++++ Information supplied
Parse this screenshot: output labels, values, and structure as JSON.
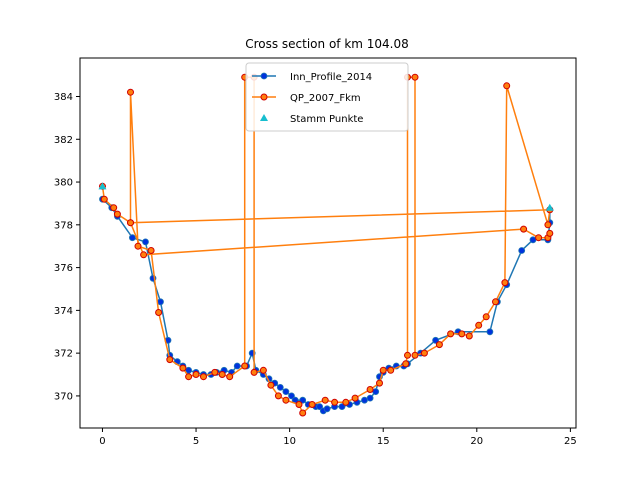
{
  "chart_data": {
    "type": "line",
    "title": "Cross section of km 104.08",
    "xlabel": "",
    "ylabel": "",
    "xlim": [
      -1.2,
      25.3
    ],
    "ylim": [
      368.5,
      385.8
    ],
    "xticks": [
      0,
      5,
      10,
      15,
      20,
      25
    ],
    "yticks": [
      370,
      372,
      374,
      376,
      378,
      380,
      382,
      384
    ],
    "grid": false,
    "legend_position": "top-center",
    "colors": {
      "Inn_Profile_2014": "#1f77b4",
      "Inn_Profile_2014_marker": "#0033dd",
      "QP_2007_Fkm": "#ff7f0e",
      "QP_2007_Fkm_marker_edge": "#d00000",
      "Stamm Punkte": "#17becf"
    },
    "series": [
      {
        "name": "Inn_Profile_2014",
        "style": "line+dots",
        "points": [
          [
            0.0,
            379.2
          ],
          [
            0.5,
            378.8
          ],
          [
            0.8,
            378.4
          ],
          [
            1.6,
            377.4
          ],
          [
            2.3,
            377.2
          ],
          [
            2.7,
            375.5
          ],
          [
            3.1,
            374.4
          ],
          [
            3.5,
            372.6
          ],
          [
            3.6,
            371.9
          ],
          [
            4.0,
            371.6
          ],
          [
            4.3,
            371.4
          ],
          [
            4.6,
            371.2
          ],
          [
            5.0,
            371.1
          ],
          [
            5.4,
            371.0
          ],
          [
            5.8,
            371.0
          ],
          [
            6.1,
            371.1
          ],
          [
            6.5,
            371.2
          ],
          [
            6.9,
            371.1
          ],
          [
            7.2,
            371.4
          ],
          [
            7.7,
            371.4
          ],
          [
            8.0,
            372.0
          ],
          [
            8.2,
            371.2
          ],
          [
            8.6,
            371.0
          ],
          [
            8.9,
            370.8
          ],
          [
            9.2,
            370.6
          ],
          [
            9.5,
            370.4
          ],
          [
            9.8,
            370.2
          ],
          [
            10.1,
            370.0
          ],
          [
            10.3,
            369.8
          ],
          [
            10.7,
            369.8
          ],
          [
            11.0,
            369.6
          ],
          [
            11.4,
            369.5
          ],
          [
            11.6,
            369.5
          ],
          [
            11.8,
            369.3
          ],
          [
            12.0,
            369.4
          ],
          [
            12.4,
            369.5
          ],
          [
            12.8,
            369.5
          ],
          [
            13.2,
            369.6
          ],
          [
            13.6,
            369.7
          ],
          [
            14.0,
            369.8
          ],
          [
            14.3,
            369.9
          ],
          [
            14.6,
            370.2
          ],
          [
            14.8,
            370.9
          ],
          [
            15.0,
            371.1
          ],
          [
            15.3,
            371.3
          ],
          [
            15.7,
            371.4
          ],
          [
            16.1,
            371.4
          ],
          [
            16.3,
            371.5
          ],
          [
            17.0,
            372.0
          ],
          [
            17.8,
            372.6
          ],
          [
            19.0,
            373.0
          ],
          [
            20.7,
            373.0
          ],
          [
            21.1,
            374.4
          ],
          [
            21.6,
            375.2
          ],
          [
            22.4,
            376.8
          ],
          [
            23.0,
            377.3
          ],
          [
            23.8,
            377.3
          ],
          [
            23.9,
            378.1
          ],
          [
            23.9,
            378.7
          ]
        ]
      },
      {
        "name": "QP_2007_Fkm",
        "style": "line+dots",
        "points": [
          [
            0.0,
            379.8
          ],
          [
            0.1,
            379.2
          ],
          [
            0.6,
            378.8
          ],
          [
            0.8,
            378.5
          ],
          [
            1.5,
            378.1
          ],
          [
            1.5,
            384.2
          ],
          [
            1.9,
            377.0
          ],
          [
            2.6,
            376.8
          ],
          [
            3.0,
            373.9
          ],
          [
            3.6,
            371.7
          ],
          [
            4.3,
            371.3
          ],
          [
            4.6,
            370.9
          ],
          [
            5.0,
            371.0
          ],
          [
            5.4,
            370.9
          ],
          [
            6.0,
            371.1
          ],
          [
            6.4,
            371.0
          ],
          [
            6.8,
            370.9
          ],
          [
            7.6,
            371.4
          ],
          [
            7.6,
            384.9
          ],
          [
            8.1,
            384.9
          ],
          [
            8.1,
            371.1
          ],
          [
            8.6,
            371.2
          ],
          [
            9.0,
            370.5
          ],
          [
            9.4,
            370.0
          ],
          [
            9.8,
            369.8
          ],
          [
            10.5,
            369.6
          ],
          [
            10.7,
            369.2
          ],
          [
            11.2,
            369.6
          ],
          [
            11.9,
            369.8
          ],
          [
            12.4,
            369.7
          ],
          [
            13.0,
            369.7
          ],
          [
            13.5,
            369.9
          ],
          [
            14.3,
            370.3
          ],
          [
            14.8,
            370.6
          ],
          [
            15.0,
            371.2
          ],
          [
            15.4,
            371.2
          ],
          [
            16.2,
            371.5
          ],
          [
            16.3,
            371.9
          ],
          [
            16.3,
            384.9
          ],
          [
            16.7,
            384.9
          ],
          [
            16.7,
            371.9
          ],
          [
            17.2,
            372.0
          ],
          [
            18.0,
            372.4
          ],
          [
            18.6,
            372.9
          ],
          [
            19.2,
            372.9
          ],
          [
            19.6,
            372.8
          ],
          [
            20.1,
            373.3
          ],
          [
            20.5,
            373.7
          ],
          [
            21.0,
            374.4
          ],
          [
            21.5,
            375.3
          ],
          [
            21.6,
            384.5
          ],
          [
            23.8,
            378.0
          ],
          [
            23.9,
            378.7
          ],
          [
            1.5,
            378.1
          ],
          [
            2.2,
            376.6
          ],
          [
            22.5,
            377.8
          ],
          [
            23.3,
            377.4
          ],
          [
            23.8,
            377.4
          ],
          [
            23.9,
            377.6
          ]
        ]
      },
      {
        "name": "Stamm Punkte",
        "style": "triangle-markers",
        "points": [
          [
            0.0,
            379.8
          ],
          [
            23.9,
            378.8
          ]
        ]
      }
    ]
  }
}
++++++++
* _Written task_
Copy out each record shown above without alteration, skipping any picture.

* _Task response_
Parse this screenshot: output labels, values, and structure as JSON.
{
  "chart_data": {
    "type": "line",
    "title": "Cross section of km 104.08",
    "xlabel": "",
    "ylabel": "",
    "xlim": [
      -1.2,
      25.3
    ],
    "ylim": [
      368.5,
      385.8
    ],
    "xticks": [
      0,
      5,
      10,
      15,
      20,
      25
    ],
    "yticks": [
      370,
      372,
      374,
      376,
      378,
      380,
      382,
      384
    ],
    "grid": false,
    "legend_position": "top-center",
    "colors": {
      "Inn_Profile_2014": "#1f77b4",
      "Inn_Profile_2014_marker": "#0033dd",
      "QP_2007_Fkm": "#ff7f0e",
      "QP_2007_Fkm_marker_edge": "#d00000",
      "Stamm Punkte": "#17becf"
    },
    "series": [
      {
        "name": "Inn_Profile_2014",
        "style": "line+dots",
        "points": [
          [
            0.0,
            379.2
          ],
          [
            0.5,
            378.8
          ],
          [
            0.8,
            378.4
          ],
          [
            1.6,
            377.4
          ],
          [
            2.3,
            377.2
          ],
          [
            2.7,
            375.5
          ],
          [
            3.1,
            374.4
          ],
          [
            3.5,
            372.6
          ],
          [
            3.6,
            371.9
          ],
          [
            4.0,
            371.6
          ],
          [
            4.3,
            371.4
          ],
          [
            4.6,
            371.2
          ],
          [
            5.0,
            371.1
          ],
          [
            5.4,
            371.0
          ],
          [
            5.8,
            371.0
          ],
          [
            6.1,
            371.1
          ],
          [
            6.5,
            371.2
          ],
          [
            6.9,
            371.1
          ],
          [
            7.2,
            371.4
          ],
          [
            7.7,
            371.4
          ],
          [
            8.0,
            372.0
          ],
          [
            8.2,
            371.2
          ],
          [
            8.6,
            371.0
          ],
          [
            8.9,
            370.8
          ],
          [
            9.2,
            370.6
          ],
          [
            9.5,
            370.4
          ],
          [
            9.8,
            370.2
          ],
          [
            10.1,
            370.0
          ],
          [
            10.3,
            369.8
          ],
          [
            10.7,
            369.8
          ],
          [
            11.0,
            369.6
          ],
          [
            11.4,
            369.5
          ],
          [
            11.6,
            369.5
          ],
          [
            11.8,
            369.3
          ],
          [
            12.0,
            369.4
          ],
          [
            12.4,
            369.5
          ],
          [
            12.8,
            369.5
          ],
          [
            13.2,
            369.6
          ],
          [
            13.6,
            369.7
          ],
          [
            14.0,
            369.8
          ],
          [
            14.3,
            369.9
          ],
          [
            14.6,
            370.2
          ],
          [
            14.8,
            370.9
          ],
          [
            15.0,
            371.1
          ],
          [
            15.3,
            371.3
          ],
          [
            15.7,
            371.4
          ],
          [
            16.1,
            371.4
          ],
          [
            16.3,
            371.5
          ],
          [
            17.0,
            372.0
          ],
          [
            17.8,
            372.6
          ],
          [
            19.0,
            373.0
          ],
          [
            20.7,
            373.0
          ],
          [
            21.1,
            374.4
          ],
          [
            21.6,
            375.2
          ],
          [
            22.4,
            376.8
          ],
          [
            23.0,
            377.3
          ],
          [
            23.8,
            377.3
          ],
          [
            23.9,
            378.1
          ],
          [
            23.9,
            378.7
          ]
        ]
      },
      {
        "name": "QP_2007_Fkm",
        "style": "line+dots",
        "points": [
          [
            0.0,
            379.8
          ],
          [
            0.1,
            379.2
          ],
          [
            0.6,
            378.8
          ],
          [
            0.8,
            378.5
          ],
          [
            1.5,
            378.1
          ],
          [
            1.5,
            384.2
          ],
          [
            1.9,
            377.0
          ],
          [
            2.6,
            376.8
          ],
          [
            3.0,
            373.9
          ],
          [
            3.6,
            371.7
          ],
          [
            4.3,
            371.3
          ],
          [
            4.6,
            370.9
          ],
          [
            5.0,
            371.0
          ],
          [
            5.4,
            370.9
          ],
          [
            6.0,
            371.1
          ],
          [
            6.4,
            371.0
          ],
          [
            6.8,
            370.9
          ],
          [
            7.6,
            371.4
          ],
          [
            7.6,
            384.9
          ],
          [
            8.1,
            384.9
          ],
          [
            8.1,
            371.1
          ],
          [
            8.6,
            371.2
          ],
          [
            9.0,
            370.5
          ],
          [
            9.4,
            370.0
          ],
          [
            9.8,
            369.8
          ],
          [
            10.5,
            369.6
          ],
          [
            10.7,
            369.2
          ],
          [
            11.2,
            369.6
          ],
          [
            11.9,
            369.8
          ],
          [
            12.4,
            369.7
          ],
          [
            13.0,
            369.7
          ],
          [
            13.5,
            369.9
          ],
          [
            14.3,
            370.3
          ],
          [
            14.8,
            370.6
          ],
          [
            15.0,
            371.2
          ],
          [
            15.4,
            371.2
          ],
          [
            16.2,
            371.5
          ],
          [
            16.3,
            371.9
          ],
          [
            16.3,
            384.9
          ],
          [
            16.7,
            384.9
          ],
          [
            16.7,
            371.9
          ],
          [
            17.2,
            372.0
          ],
          [
            18.0,
            372.4
          ],
          [
            18.6,
            372.9
          ],
          [
            19.2,
            372.9
          ],
          [
            19.6,
            372.8
          ],
          [
            20.1,
            373.3
          ],
          [
            20.5,
            373.7
          ],
          [
            21.0,
            374.4
          ],
          [
            21.5,
            375.3
          ],
          [
            21.6,
            384.5
          ],
          [
            23.8,
            378.0
          ],
          [
            23.9,
            378.7
          ],
          [
            1.5,
            378.1
          ],
          [
            2.2,
            376.6
          ],
          [
            22.5,
            377.8
          ],
          [
            23.3,
            377.4
          ],
          [
            23.8,
            377.4
          ],
          [
            23.9,
            377.6
          ]
        ]
      },
      {
        "name": "Stamm Punkte",
        "style": "triangle-markers",
        "points": [
          [
            0.0,
            379.8
          ],
          [
            23.9,
            378.8
          ]
        ]
      }
    ]
  }
}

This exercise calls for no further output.